* [EXERCISE TASK]: Leave out the pictures and repeat every record exactly.

● ● ●

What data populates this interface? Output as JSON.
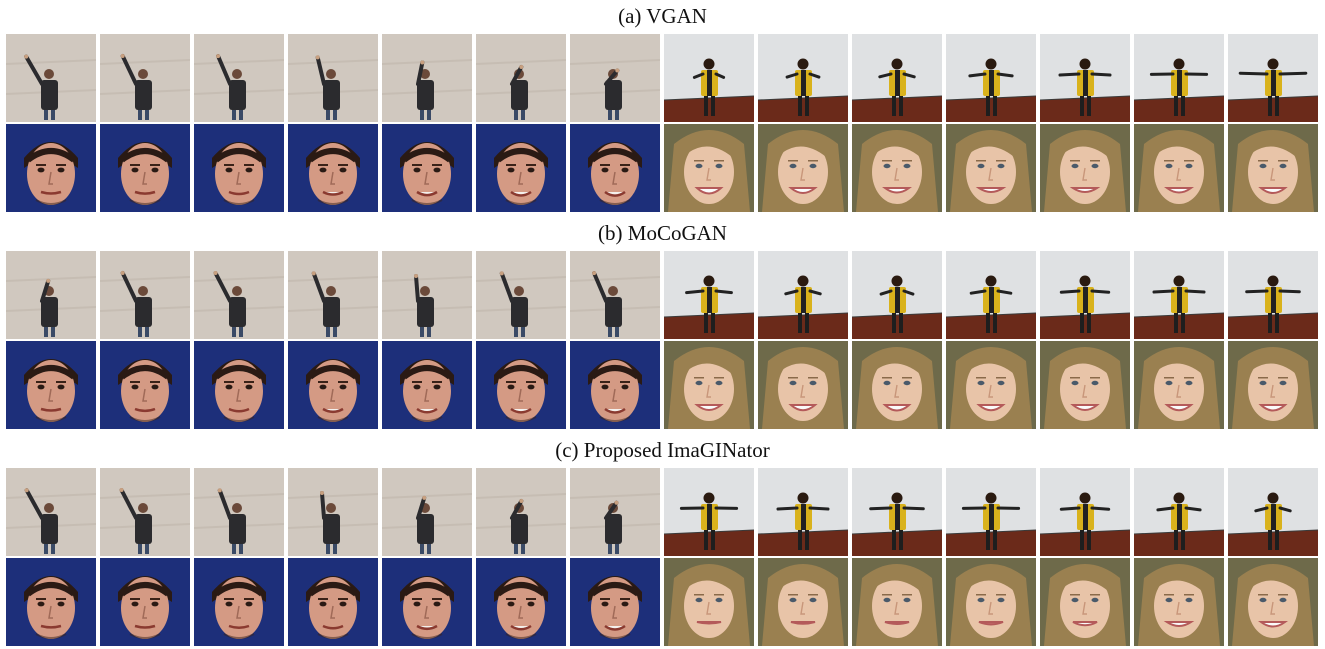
{
  "figure": {
    "sections": [
      {
        "title": "(a) VGAN",
        "rows": [
          {
            "subject": "waving person (gray wall)",
            "frames": 7,
            "scene": "wall",
            "arm": [
              0.95,
              0.8,
              0.75,
              0.6,
              0.35,
              0.2,
              0.1
            ]
          },
          {
            "subject": "person in yellow vest (dark room)",
            "frames": 7,
            "scene": "room",
            "arm": [
              0.1,
              0.15,
              0.2,
              0.35,
              0.5,
              0.6,
              0.8
            ]
          },
          {
            "subject": "man's face (blue background)",
            "frames": 7,
            "scene": "face-male",
            "smile": [
              0.1,
              0.15,
              0.3,
              0.5,
              0.7,
              0.85,
              0.9
            ]
          },
          {
            "subject": "girl's face (blonde hair)",
            "frames": 7,
            "scene": "face-girl",
            "smile": [
              0.8,
              0.7,
              0.6,
              0.5,
              0.5,
              0.6,
              0.7
            ]
          }
        ]
      },
      {
        "title": "(b) MoCoGAN",
        "rows": [
          {
            "subject": "waving person (gray wall)",
            "frames": 7,
            "scene": "wall",
            "arm": [
              0.3,
              0.8,
              0.85,
              0.7,
              0.5,
              0.7,
              0.75
            ]
          },
          {
            "subject": "person in yellow vest (dark room)",
            "frames": 7,
            "scene": "room",
            "arm": [
              0.4,
              0.2,
              0.15,
              0.3,
              0.45,
              0.5,
              0.55
            ]
          },
          {
            "subject": "man's face (blue background)",
            "frames": 7,
            "scene": "face-male",
            "smile": [
              0.1,
              0.25,
              0.4,
              0.6,
              0.75,
              0.8,
              0.85
            ]
          },
          {
            "subject": "girl's face (blonde hair)",
            "frames": 7,
            "scene": "face-girl",
            "smile": [
              0.7,
              0.75,
              0.8,
              0.75,
              0.7,
              0.75,
              0.8
            ]
          }
        ]
      },
      {
        "title": "(c) Proposed ImaGINator",
        "rows": [
          {
            "subject": "waving person (gray wall)",
            "frames": 7,
            "scene": "wall",
            "arm": [
              0.9,
              0.85,
              0.7,
              0.5,
              0.3,
              0.2,
              0.15
            ]
          },
          {
            "subject": "person in yellow vest (dark room)",
            "frames": 7,
            "scene": "room",
            "arm": [
              0.6,
              0.5,
              0.55,
              0.6,
              0.45,
              0.35,
              0.2
            ]
          },
          {
            "subject": "man's face (blue background)",
            "frames": 7,
            "scene": "face-male",
            "smile": [
              0.05,
              0.1,
              0.2,
              0.4,
              0.6,
              0.75,
              0.85
            ]
          },
          {
            "subject": "girl's face (blonde hair)",
            "frames": 7,
            "scene": "face-girl",
            "smile": [
              0.0,
              0.05,
              0.1,
              0.2,
              0.35,
              0.5,
              0.6
            ]
          }
        ]
      }
    ]
  },
  "colors": {
    "wall": "#d8d0c8",
    "wall_dark": "#b8aea4",
    "room_wall": "#d4d6d8",
    "room_floor": "#6b2a1a",
    "vest": "#d9b21c",
    "skin_male": "#d49a84",
    "hair_male": "#2a1a14",
    "bg_blue": "#1d2f7a",
    "skin_girl": "#e8c4a8",
    "hair_girl": "#9a8050",
    "clothes_dark": "#2b2b2e",
    "jeans": "#3a4a66"
  }
}
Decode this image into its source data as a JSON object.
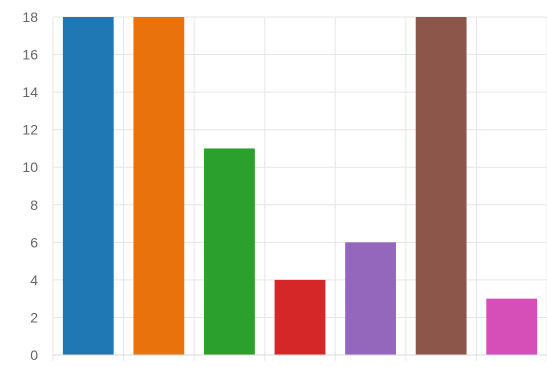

● ● ●

* [SOLUTION FOR THIS EXERCISE]:
What data populates this interface? Output as JSON.
{
  "figure": {
    "sections": [
      {
        "title": "(a) VGAN",
        "rows": [
          {
            "subject": "waving person (gray wall)",
            "frames": 7,
            "scene": "wall",
            "arm": [
              0.95,
              0.8,
              0.75,
              0.6,
              0.35,
              0.2,
              0.1
            ]
          },
          {
            "subject": "person in yellow vest (dark room)",
            "frames": 7,
            "scene": "room",
            "arm": [
              0.1,
              0.15,
              0.2,
              0.35,
              0.5,
              0.6,
              0.8
            ]
          },
          {
            "subject": "man's face (blue background)",
            "frames": 7,
            "scene": "face-male",
            "smile": [
              0.1,
              0.15,
              0.3,
              0.5,
              0.7,
              0.85,
              0.9
            ]
          },
          {
            "subject": "girl's face (blonde hair)",
            "frames": 7,
            "scene": "face-girl",
            "smile": [
              0.8,
              0.7,
              0.6,
              0.5,
              0.5,
              0.6,
              0.7
            ]
          }
        ]
      },
      {
        "title": "(b) MoCoGAN",
        "rows": [
          {
            "subject": "waving person (gray wall)",
            "frames": 7,
            "scene": "wall",
            "arm": [
              0.3,
              0.8,
              0.85,
              0.7,
              0.5,
              0.7,
              0.75
            ]
          },
          {
            "subject": "person in yellow vest (dark room)",
            "frames": 7,
            "scene": "room",
            "arm": [
              0.4,
              0.2,
              0.15,
              0.3,
              0.45,
              0.5,
              0.55
            ]
          },
          {
            "subject": "man's face (blue background)",
            "frames": 7,
            "scene": "face-male",
            "smile": [
              0.1,
              0.25,
              0.4,
              0.6,
              0.75,
              0.8,
              0.85
            ]
          },
          {
            "subject": "girl's face (blonde hair)",
            "frames": 7,
            "scene": "face-girl",
            "smile": [
              0.7,
              0.75,
              0.8,
              0.75,
              0.7,
              0.75,
              0.8
            ]
          }
        ]
      },
      {
        "title": "(c) Proposed ImaGINator",
        "rows": [
          {
            "subject": "waving person (gray wall)",
            "frames": 7,
            "scene": "wall",
            "arm": [
              0.9,
              0.85,
              0.7,
              0.5,
              0.3,
              0.2,
              0.15
            ]
          },
          {
            "subject": "person in yellow vest (dark room)",
            "frames": 7,
            "scene": "room",
            "arm": [
              0.6,
              0.5,
              0.55,
              0.6,
              0.45,
              0.35,
              0.2
            ]
          },
          {
            "subject": "man's face (blue background)",
            "frames": 7,
            "scene": "face-male",
            "smile": [
              0.05,
              0.1,
              0.2,
              0.4,
              0.6,
              0.75,
              0.85
            ]
          },
          {
            "subject": "girl's face (blonde hair)",
            "frames": 7,
            "scene": "face-girl",
            "smile": [
              0.0,
              0.05,
              0.1,
              0.2,
              0.35,
              0.5,
              0.6
            ]
          }
        ]
      }
    ]
  },
  "colors": {
    "wall": "#d8d0c8",
    "wall_dark": "#b8aea4",
    "room_wall": "#d4d6d8",
    "room_floor": "#6b2a1a",
    "vest": "#d9b21c",
    "skin_male": "#d49a84",
    "hair_male": "#2a1a14",
    "bg_blue": "#1d2f7a",
    "skin_girl": "#e8c4a8",
    "hair_girl": "#9a8050",
    "clothes_dark": "#2b2b2e",
    "jeans": "#3a4a66"
  }
}
Decode this image into its source data as a JSON object.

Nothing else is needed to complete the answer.